====== DATA SHOWN ======

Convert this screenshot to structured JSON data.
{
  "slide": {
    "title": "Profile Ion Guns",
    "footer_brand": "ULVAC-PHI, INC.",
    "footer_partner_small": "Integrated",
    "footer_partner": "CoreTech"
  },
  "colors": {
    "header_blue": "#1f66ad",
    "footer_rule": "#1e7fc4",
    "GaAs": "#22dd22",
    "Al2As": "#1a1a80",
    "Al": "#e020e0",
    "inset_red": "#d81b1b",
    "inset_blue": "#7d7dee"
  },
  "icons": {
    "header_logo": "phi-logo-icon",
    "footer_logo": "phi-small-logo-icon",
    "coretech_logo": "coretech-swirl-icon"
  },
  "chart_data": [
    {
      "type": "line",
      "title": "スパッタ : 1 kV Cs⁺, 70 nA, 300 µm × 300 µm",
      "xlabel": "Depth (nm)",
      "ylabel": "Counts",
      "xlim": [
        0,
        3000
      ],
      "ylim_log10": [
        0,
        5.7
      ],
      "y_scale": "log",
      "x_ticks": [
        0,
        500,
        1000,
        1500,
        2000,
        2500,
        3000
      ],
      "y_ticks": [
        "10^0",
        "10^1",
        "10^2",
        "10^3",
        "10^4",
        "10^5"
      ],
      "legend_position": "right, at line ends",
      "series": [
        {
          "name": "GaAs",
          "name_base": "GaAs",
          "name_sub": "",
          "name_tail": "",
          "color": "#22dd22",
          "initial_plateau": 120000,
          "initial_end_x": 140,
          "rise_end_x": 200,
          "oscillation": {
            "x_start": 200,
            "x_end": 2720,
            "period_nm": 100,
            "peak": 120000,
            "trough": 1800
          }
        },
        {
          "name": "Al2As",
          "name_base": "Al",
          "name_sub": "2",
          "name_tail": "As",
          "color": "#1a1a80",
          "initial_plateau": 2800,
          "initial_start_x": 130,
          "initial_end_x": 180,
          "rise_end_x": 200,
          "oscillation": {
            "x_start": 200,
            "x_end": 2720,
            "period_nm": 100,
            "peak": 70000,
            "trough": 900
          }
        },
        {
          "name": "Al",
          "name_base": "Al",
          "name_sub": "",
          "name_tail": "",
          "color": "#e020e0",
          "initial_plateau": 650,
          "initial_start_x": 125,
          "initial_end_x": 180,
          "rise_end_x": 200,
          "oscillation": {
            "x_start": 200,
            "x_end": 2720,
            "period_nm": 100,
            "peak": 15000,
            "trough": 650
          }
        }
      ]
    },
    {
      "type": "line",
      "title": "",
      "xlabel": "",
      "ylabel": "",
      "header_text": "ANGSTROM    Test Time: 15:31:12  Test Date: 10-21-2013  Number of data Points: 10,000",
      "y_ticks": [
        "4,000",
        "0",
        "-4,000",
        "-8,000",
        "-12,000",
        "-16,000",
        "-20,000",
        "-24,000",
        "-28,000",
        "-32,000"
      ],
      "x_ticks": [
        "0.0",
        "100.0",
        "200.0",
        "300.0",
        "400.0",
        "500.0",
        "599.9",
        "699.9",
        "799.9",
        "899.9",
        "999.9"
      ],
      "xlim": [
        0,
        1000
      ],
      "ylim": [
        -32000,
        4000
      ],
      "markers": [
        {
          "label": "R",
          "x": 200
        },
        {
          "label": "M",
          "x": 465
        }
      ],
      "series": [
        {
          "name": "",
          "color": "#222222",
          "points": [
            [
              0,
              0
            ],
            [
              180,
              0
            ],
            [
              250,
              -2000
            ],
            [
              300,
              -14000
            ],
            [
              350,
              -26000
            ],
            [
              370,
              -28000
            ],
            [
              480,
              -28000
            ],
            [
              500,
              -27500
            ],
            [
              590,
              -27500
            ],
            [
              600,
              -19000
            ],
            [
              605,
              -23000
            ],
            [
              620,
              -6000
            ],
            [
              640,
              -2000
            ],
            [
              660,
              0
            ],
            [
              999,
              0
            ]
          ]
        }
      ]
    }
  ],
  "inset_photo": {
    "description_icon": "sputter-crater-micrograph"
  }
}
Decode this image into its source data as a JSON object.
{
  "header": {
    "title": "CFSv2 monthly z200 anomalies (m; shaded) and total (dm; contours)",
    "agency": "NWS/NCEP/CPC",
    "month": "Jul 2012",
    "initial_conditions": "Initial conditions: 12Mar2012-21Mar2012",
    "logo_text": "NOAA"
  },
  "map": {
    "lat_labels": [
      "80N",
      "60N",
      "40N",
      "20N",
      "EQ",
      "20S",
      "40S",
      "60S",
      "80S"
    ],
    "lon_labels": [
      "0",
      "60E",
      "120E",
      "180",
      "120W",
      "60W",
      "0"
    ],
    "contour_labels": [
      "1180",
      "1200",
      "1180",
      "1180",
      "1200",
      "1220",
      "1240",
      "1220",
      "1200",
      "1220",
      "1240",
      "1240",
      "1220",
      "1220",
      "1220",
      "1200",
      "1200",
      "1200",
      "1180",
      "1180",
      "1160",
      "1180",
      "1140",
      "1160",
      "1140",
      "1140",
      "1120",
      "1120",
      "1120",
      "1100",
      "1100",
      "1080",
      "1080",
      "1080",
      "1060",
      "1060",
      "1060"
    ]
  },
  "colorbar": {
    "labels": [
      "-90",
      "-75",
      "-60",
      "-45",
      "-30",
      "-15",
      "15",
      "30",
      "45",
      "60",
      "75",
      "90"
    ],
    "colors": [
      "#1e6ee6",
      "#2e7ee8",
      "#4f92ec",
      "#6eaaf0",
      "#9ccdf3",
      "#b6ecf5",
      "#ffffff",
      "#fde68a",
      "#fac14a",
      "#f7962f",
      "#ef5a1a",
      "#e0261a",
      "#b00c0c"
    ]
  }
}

======

Extract the complete data, matching each line exactly.

* [TASK RESULT]:
Convert this screenshot to structured JSON data.
{
  "slide": {
    "title": "Profile Ion Guns",
    "footer_brand": "ULVAC-PHI, INC.",
    "footer_partner_small": "Integrated",
    "footer_partner": "CoreTech"
  },
  "colors": {
    "header_blue": "#1f66ad",
    "footer_rule": "#1e7fc4",
    "GaAs": "#22dd22",
    "Al2As": "#1a1a80",
    "Al": "#e020e0",
    "inset_red": "#d81b1b",
    "inset_blue": "#7d7dee"
  },
  "icons": {
    "header_logo": "phi-logo-icon",
    "footer_logo": "phi-small-logo-icon",
    "coretech_logo": "coretech-swirl-icon"
  },
  "chart_data": [
    {
      "type": "line",
      "title": "スパッタ : 1 kV Cs⁺, 70 nA, 300 µm × 300 µm",
      "xlabel": "Depth (nm)",
      "ylabel": "Counts",
      "xlim": [
        0,
        3000
      ],
      "ylim_log10": [
        0,
        5.7
      ],
      "y_scale": "log",
      "x_ticks": [
        0,
        500,
        1000,
        1500,
        2000,
        2500,
        3000
      ],
      "y_ticks": [
        "10^0",
        "10^1",
        "10^2",
        "10^3",
        "10^4",
        "10^5"
      ],
      "legend_position": "right, at line ends",
      "series": [
        {
          "name": "GaAs",
          "name_base": "GaAs",
          "name_sub": "",
          "name_tail": "",
          "color": "#22dd22",
          "initial_plateau": 120000,
          "initial_end_x": 140,
          "rise_end_x": 200,
          "oscillation": {
            "x_start": 200,
            "x_end": 2720,
            "period_nm": 100,
            "peak": 120000,
            "trough": 1800
          }
        },
        {
          "name": "Al2As",
          "name_base": "Al",
          "name_sub": "2",
          "name_tail": "As",
          "color": "#1a1a80",
          "initial_plateau": 2800,
          "initial_start_x": 130,
          "initial_end_x": 180,
          "rise_end_x": 200,
          "oscillation": {
            "x_start": 200,
            "x_end": 2720,
            "period_nm": 100,
            "peak": 70000,
            "trough": 900
          }
        },
        {
          "name": "Al",
          "name_base": "Al",
          "name_sub": "",
          "name_tail": "",
          "color": "#e020e0",
          "initial_plateau": 650,
          "initial_start_x": 125,
          "initial_end_x": 180,
          "rise_end_x": 200,
          "oscillation": {
            "x_start": 200,
            "x_end": 2720,
            "period_nm": 100,
            "peak": 15000,
            "trough": 650
          }
        }
      ]
    },
    {
      "type": "line",
      "title": "",
      "xlabel": "",
      "ylabel": "",
      "header_text": "ANGSTROM    Test Time: 15:31:12  Test Date: 10-21-2013  Number of data Points: 10,000",
      "y_ticks": [
        "4,000",
        "0",
        "-4,000",
        "-8,000",
        "-12,000",
        "-16,000",
        "-20,000",
        "-24,000",
        "-28,000",
        "-32,000"
      ],
      "x_ticks": [
        "0.0",
        "100.0",
        "200.0",
        "300.0",
        "400.0",
        "500.0",
        "599.9",
        "699.9",
        "799.9",
        "899.9",
        "999.9"
      ],
      "xlim": [
        0,
        1000
      ],
      "ylim": [
        -32000,
        4000
      ],
      "markers": [
        {
          "label": "R",
          "x": 200
        },
        {
          "label": "M",
          "x": 465
        }
      ],
      "series": [
        {
          "name": "",
          "color": "#222222",
          "points": [
            [
              0,
              0
            ],
            [
              180,
              0
            ],
            [
              250,
              -2000
            ],
            [
              300,
              -14000
            ],
            [
              350,
              -26000
            ],
            [
              370,
              -28000
            ],
            [
              480,
              -28000
            ],
            [
              500,
              -27500
            ],
            [
              590,
              -27500
            ],
            [
              600,
              -19000
            ],
            [
              605,
              -23000
            ],
            [
              620,
              -6000
            ],
            [
              640,
              -2000
            ],
            [
              660,
              0
            ],
            [
              999,
              0
            ]
          ]
        }
      ]
    }
  ],
  "inset_photo": {
    "description_icon": "sputter-crater-micrograph"
  }
}
Decode this image into its source data as a JSON object.
{
  "header": {
    "title": "CFSv2 monthly z200 anomalies (m; shaded) and total (dm; contours)",
    "agency": "NWS/NCEP/CPC",
    "month": "Jul 2012",
    "initial_conditions": "Initial conditions: 12Mar2012-21Mar2012",
    "logo_text": "NOAA"
  },
  "map": {
    "lat_labels": [
      "80N",
      "60N",
      "40N",
      "20N",
      "EQ",
      "20S",
      "40S",
      "60S",
      "80S"
    ],
    "lon_labels": [
      "0",
      "60E",
      "120E",
      "180",
      "120W",
      "60W",
      "0"
    ],
    "contour_labels": [
      "1180",
      "1200",
      "1180",
      "1180",
      "1200",
      "1220",
      "1240",
      "1220",
      "1200",
      "1220",
      "1240",
      "1240",
      "1220",
      "1220",
      "1220",
      "1200",
      "1200",
      "1200",
      "1180",
      "1180",
      "1160",
      "1180",
      "1140",
      "1160",
      "1140",
      "1140",
      "1120",
      "1120",
      "1120",
      "1100",
      "1100",
      "1080",
      "1080",
      "1080",
      "1060",
      "1060",
      "1060"
    ]
  },
  "colorbar": {
    "labels": [
      "-90",
      "-75",
      "-60",
      "-45",
      "-30",
      "-15",
      "15",
      "30",
      "45",
      "60",
      "75",
      "90"
    ],
    "colors": [
      "#1e6ee6",
      "#2e7ee8",
      "#4f92ec",
      "#6eaaf0",
      "#9ccdf3",
      "#b6ecf5",
      "#ffffff",
      "#fde68a",
      "#fac14a",
      "#f7962f",
      "#ef5a1a",
      "#e0261a",
      "#b00c0c"
    ]
  }
}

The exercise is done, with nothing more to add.